- The exercise
Every line below that mentions the word "хозяйство" should be copied out.

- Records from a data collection
*****
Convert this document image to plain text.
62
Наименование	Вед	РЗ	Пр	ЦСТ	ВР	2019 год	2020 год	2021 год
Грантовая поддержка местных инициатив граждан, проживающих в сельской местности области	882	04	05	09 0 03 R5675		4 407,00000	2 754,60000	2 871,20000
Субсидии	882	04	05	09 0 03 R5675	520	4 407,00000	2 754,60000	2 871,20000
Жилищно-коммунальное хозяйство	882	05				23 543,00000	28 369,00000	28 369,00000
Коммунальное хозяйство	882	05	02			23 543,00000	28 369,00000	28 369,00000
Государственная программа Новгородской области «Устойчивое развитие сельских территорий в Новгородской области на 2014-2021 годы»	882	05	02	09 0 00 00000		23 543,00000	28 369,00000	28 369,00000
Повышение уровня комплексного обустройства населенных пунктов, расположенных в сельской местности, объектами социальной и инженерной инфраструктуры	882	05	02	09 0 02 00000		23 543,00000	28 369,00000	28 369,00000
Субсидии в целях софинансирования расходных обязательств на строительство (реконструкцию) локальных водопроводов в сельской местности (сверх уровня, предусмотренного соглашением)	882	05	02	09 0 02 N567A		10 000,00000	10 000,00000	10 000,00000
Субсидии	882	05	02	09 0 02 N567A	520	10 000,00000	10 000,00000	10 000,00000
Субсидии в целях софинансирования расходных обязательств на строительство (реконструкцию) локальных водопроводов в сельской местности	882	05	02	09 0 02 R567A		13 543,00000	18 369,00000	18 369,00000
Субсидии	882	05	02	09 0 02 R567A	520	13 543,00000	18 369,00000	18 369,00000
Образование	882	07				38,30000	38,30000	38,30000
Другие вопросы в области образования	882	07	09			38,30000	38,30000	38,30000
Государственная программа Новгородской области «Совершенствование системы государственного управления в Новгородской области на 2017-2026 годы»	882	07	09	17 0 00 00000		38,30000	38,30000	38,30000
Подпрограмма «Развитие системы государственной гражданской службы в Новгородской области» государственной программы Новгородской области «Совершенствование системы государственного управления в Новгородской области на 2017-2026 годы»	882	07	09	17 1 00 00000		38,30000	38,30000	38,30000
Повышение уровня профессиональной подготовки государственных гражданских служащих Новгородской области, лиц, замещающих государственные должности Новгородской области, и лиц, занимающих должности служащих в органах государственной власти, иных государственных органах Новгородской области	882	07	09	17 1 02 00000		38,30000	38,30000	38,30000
*****
- Answer to this task
Жилищно-коммунальное хозяйство	882	05				23 543,00000	28 369,00000	28 369,00000
Коммунальное хозяйство	882	05	02			23 543,00000	28 369,00000	28 369,00000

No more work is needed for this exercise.